» DIRECTIONS FOR THIS TASK
Reproduce the full listing that appears beneath this instruction exactly.

Stored items
--- START ---
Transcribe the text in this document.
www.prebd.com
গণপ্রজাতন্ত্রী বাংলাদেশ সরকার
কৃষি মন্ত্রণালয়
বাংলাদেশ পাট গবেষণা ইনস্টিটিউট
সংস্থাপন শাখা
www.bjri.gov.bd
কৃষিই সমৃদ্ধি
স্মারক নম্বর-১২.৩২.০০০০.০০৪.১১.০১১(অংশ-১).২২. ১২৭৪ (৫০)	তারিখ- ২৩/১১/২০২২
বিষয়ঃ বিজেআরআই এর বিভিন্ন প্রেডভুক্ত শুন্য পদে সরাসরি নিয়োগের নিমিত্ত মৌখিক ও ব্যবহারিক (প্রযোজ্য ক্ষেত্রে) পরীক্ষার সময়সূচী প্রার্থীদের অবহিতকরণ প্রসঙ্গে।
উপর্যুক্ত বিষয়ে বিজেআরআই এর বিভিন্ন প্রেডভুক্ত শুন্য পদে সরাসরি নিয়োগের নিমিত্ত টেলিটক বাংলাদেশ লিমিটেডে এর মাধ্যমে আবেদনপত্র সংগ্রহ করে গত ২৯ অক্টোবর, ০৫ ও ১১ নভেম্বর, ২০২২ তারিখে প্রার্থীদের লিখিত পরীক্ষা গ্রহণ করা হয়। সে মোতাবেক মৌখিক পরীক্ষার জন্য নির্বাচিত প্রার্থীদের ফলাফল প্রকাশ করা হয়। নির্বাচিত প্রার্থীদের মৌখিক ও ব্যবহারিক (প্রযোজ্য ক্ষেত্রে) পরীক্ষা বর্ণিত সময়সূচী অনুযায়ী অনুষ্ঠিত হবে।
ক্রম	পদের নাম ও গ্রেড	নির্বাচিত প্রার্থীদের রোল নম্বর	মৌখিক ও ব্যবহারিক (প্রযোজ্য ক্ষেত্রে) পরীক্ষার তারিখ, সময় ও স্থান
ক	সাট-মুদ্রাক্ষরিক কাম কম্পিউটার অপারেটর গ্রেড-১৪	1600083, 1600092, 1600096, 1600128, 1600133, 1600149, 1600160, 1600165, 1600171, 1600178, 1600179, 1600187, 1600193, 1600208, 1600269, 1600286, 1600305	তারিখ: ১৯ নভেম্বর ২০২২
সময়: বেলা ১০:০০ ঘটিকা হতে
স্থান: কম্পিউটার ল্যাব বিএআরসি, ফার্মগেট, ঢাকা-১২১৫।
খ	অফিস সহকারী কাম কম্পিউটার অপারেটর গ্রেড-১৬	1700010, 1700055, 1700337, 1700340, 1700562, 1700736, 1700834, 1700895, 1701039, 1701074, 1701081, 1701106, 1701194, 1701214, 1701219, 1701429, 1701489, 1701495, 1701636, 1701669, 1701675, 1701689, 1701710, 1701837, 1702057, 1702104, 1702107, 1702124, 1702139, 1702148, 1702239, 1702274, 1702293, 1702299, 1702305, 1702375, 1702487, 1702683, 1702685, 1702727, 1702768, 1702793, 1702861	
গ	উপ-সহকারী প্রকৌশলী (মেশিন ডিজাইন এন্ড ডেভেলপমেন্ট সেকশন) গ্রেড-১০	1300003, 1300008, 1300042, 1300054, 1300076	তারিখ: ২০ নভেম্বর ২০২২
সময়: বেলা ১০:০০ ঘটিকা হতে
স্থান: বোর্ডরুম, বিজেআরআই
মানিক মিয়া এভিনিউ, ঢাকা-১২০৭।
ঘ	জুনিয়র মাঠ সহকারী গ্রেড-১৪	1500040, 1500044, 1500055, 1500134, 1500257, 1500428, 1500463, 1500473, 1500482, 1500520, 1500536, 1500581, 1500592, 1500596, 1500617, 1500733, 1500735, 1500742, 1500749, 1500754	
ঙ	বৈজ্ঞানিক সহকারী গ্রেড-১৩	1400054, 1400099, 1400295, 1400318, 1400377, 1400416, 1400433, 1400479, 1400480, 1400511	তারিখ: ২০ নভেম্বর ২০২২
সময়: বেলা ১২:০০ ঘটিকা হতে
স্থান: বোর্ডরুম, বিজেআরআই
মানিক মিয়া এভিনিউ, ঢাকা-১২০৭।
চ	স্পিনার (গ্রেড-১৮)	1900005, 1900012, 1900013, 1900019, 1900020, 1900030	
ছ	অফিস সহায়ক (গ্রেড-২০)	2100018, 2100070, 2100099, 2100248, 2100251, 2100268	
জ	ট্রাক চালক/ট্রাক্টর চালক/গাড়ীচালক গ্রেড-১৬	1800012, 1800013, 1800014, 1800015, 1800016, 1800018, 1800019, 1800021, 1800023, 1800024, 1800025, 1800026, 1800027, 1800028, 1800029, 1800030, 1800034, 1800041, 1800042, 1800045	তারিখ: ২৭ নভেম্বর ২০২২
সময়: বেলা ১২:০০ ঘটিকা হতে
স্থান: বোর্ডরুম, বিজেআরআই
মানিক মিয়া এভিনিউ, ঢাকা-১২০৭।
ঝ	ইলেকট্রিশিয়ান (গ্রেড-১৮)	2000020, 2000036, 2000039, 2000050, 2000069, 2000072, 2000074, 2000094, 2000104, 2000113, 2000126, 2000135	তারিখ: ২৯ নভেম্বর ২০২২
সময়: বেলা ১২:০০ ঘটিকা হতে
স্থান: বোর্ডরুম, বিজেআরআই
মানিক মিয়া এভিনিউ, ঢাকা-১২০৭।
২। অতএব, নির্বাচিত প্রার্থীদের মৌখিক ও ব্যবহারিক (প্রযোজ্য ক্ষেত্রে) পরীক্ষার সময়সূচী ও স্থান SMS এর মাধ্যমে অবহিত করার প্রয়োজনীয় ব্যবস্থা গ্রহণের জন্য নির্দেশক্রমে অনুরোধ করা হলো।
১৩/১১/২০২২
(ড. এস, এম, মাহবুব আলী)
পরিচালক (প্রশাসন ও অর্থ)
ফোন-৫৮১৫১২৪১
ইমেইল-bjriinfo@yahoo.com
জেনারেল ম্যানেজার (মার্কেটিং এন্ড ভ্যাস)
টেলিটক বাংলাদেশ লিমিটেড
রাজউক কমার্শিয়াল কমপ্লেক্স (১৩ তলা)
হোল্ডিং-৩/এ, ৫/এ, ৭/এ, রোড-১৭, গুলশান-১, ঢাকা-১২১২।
--- END ---
» OUTPUT
Transcribe the text in this document.
www.prebd.com
গণপ্রজাতন্ত্রী বাংলাদেশ সরকার
কৃষি মন্ত্রণালয়
বাংলাদেশ পাট গবেষণা ইনস্টিটিউট
সংস্থাপন শাখা
www.bjri.gov.bd
কৃষিই সমৃদ্ধি
স্মারক নম্বর-১২.৩২.০০০০.০০৪.১১.০১১(অংশ-১).২২. ১২৭৪ (৫০)	তারিখ- ২৩/১১/২০২২
বিষয়ঃ বিজেআরআই এর বিভিন্ন প্রেডভুক্ত শুন্য পদে সরাসরি নিয়োগের নিমিত্ত মৌখিক ও ব্যবহারিক (প্রযোজ্য ক্ষেত্রে) পরীক্ষার সময়সূচী প্রার্থীদের অবহিতকরণ প্রসঙ্গে।
উপর্যুক্ত বিষয়ে বিজেআরআই এর বিভিন্ন প্রেডভুক্ত শুন্য পদে সরাসরি নিয়োগের নিমিত্ত টেলিটক বাংলাদেশ লিমিটেডে এর মাধ্যমে আবেদনপত্র সংগ্রহ করে গত ২৯ অক্টোবর, ০৫ ও ১১ নভেম্বর, ২০২২ তারিখে প্রার্থীদের লিখিত পরীক্ষা গ্রহণ করা হয়। সে মোতাবেক মৌখিক পরীক্ষার জন্য নির্বাচিত প্রার্থীদের ফলাফল প্রকাশ করা হয়। নির্বাচিত প্রার্থীদের মৌখিক ও ব্যবহারিক (প্রযোজ্য ক্ষেত্রে) পরীক্ষা বর্ণিত সময়সূচী অনুযায়ী অনুষ্ঠিত হবে।
ক্রম	পদের নাম ও গ্রেড	নির্বাচিত প্রার্থীদের রোল নম্বর	মৌখিক ও ব্যবহারিক (প্রযোজ্য ক্ষেত্রে) পরীক্ষার তারিখ, সময় ও স্থান
ক	সাট-মুদ্রাক্ষরিক কাম কম্পিউটার অপারেটর গ্রেড-১৪	1600083, 1600092, 1600096, 1600128, 1600133, 1600149, 1600160, 1600165, 1600171, 1600178, 1600179, 1600187, 1600193, 1600208, 1600269, 1600286, 1600305	তারিখ: ১৯ নভেম্বর ২০২২
সময়: বেলা ১০:০০ ঘটিকা হতে
স্থান: কম্পিউটার ল্যাব বিএআরসি, ফার্মগেট, ঢাকা-১২১৫।
খ	অফিস সহকারী কাম কম্পিউটার অপারেটর গ্রেড-১৬	1700010, 1700055, 1700337, 1700340, 1700562, 1700736, 1700834, 1700895, 1701039, 1701074, 1701081, 1701106, 1701194, 1701214, 1701219, 1701429, 1701489, 1701495, 1701636, 1701669, 1701675, 1701689, 1701710, 1701837, 1702057, 1702104, 1702107, 1702124, 1702139, 1702148, 1702239, 1702274, 1702293, 1702299, 1702305, 1702375, 1702487, 1702683, 1702685, 1702727, 1702768, 1702793, 1702861	
গ	উপ-সহকারী প্রকৌশলী (মেশিন ডিজাইন এন্ড ডেভেলপমেন্ট সেকশন) গ্রেড-১০	1300003, 1300008, 1300042, 1300054, 1300076	তারিখ: ২০ নভেম্বর ২০২২
সময়: বেলা ১০:০০ ঘটিকা হতে
স্থান: বোর্ডরুম, বিজেআরআই
মানিক মিয়া এভিনিউ, ঢাকা-১২০৭।
ঘ	জুনিয়র মাঠ সহকারী গ্রেড-১৪	1500040, 1500044, 1500055, 1500134, 1500257, 1500428, 1500463, 1500473, 1500482, 1500520, 1500536, 1500581, 1500592, 1500596, 1500617, 1500733, 1500735, 1500742, 1500749, 1500754	
ঙ	বৈজ্ঞানিক সহকারী গ্রেড-১৩	1400054, 1400099, 1400295, 1400318, 1400377, 1400416, 1400433, 1400479, 1400480, 1400511	তারিখ: ২০ নভেম্বর ২০২২
সময়: বেলা ১২:০০ ঘটিকা হতে
স্থান: বোর্ডরুম, বিজেআরআই
মানিক মিয়া এভিনিউ, ঢাকা-১২০৭।
চ	স্পিনার (গ্রেড-১৮)	1900005, 1900012, 1900013, 1900019, 1900020, 1900030	
ছ	অফিস সহায়ক (গ্রেড-২০)	2100018, 2100070, 2100099, 2100248, 2100251, 2100268	
জ	ট্রাক চালক/ট্রাক্টর চালক/গাড়ীচালক গ্রেড-১৬	1800012, 1800013, 1800014, 1800015, 1800016, 1800018, 1800019, 1800021, 1800023, 1800024, 1800025, 1800026, 1800027, 1800028, 1800029, 1800030, 1800034, 1800041, 1800042, 1800045	তারিখ: ২৭ নভেম্বর ২০২২
সময়: বেলা ১২:০০ ঘটিকা হতে
স্থান: বোর্ডরুম, বিজেআরআই
মানিক মিয়া এভিনিউ, ঢাকা-১২০৭।
ঝ	ইলেকট্রিশিয়ান (গ্রেড-১৮)	2000020, 2000036, 2000039, 2000050, 2000069, 2000072, 2000074, 2000094, 2000104, 2000113, 2000126, 2000135	তারিখ: ২৯ নভেম্বর ২০২২
সময়: বেলা ১২:০০ ঘটিকা হতে
স্থান: বোর্ডরুম, বিজেআরআই
মানিক মিয়া এভিনিউ, ঢাকা-১২০৭।
২। অতএব, নির্বাচিত প্রার্থীদের মৌখিক ও ব্যবহারিক (প্রযোজ্য ক্ষেত্রে) পরীক্ষার সময়সূচী ও স্থান SMS এর মাধ্যমে অবহিত করার প্রয়োজনীয় ব্যবস্থা গ্রহণের জন্য নির্দেশক্রমে অনুরোধ করা হলো।
১৩/১১/২০২২
(ড. এস, এম, মাহবুব আলী)
পরিচালক (প্রশাসন ও অর্থ)
ফোন-৫৮১৫১২৪১
ইমেইল-bjriinfo@yahoo.com
জেনারেল ম্যানেজার (মার্কেটিং এন্ড ভ্যাস)
টেলিটক বাংলাদেশ লিমিটেড
রাজউক কমার্শিয়াল কমপ্লেক্স (১৩ তলা)
হোল্ডিং-৩/এ, ৫/এ, ৭/এ, রোড-১৭, গুলশান-১, ঢাকা-১২১২।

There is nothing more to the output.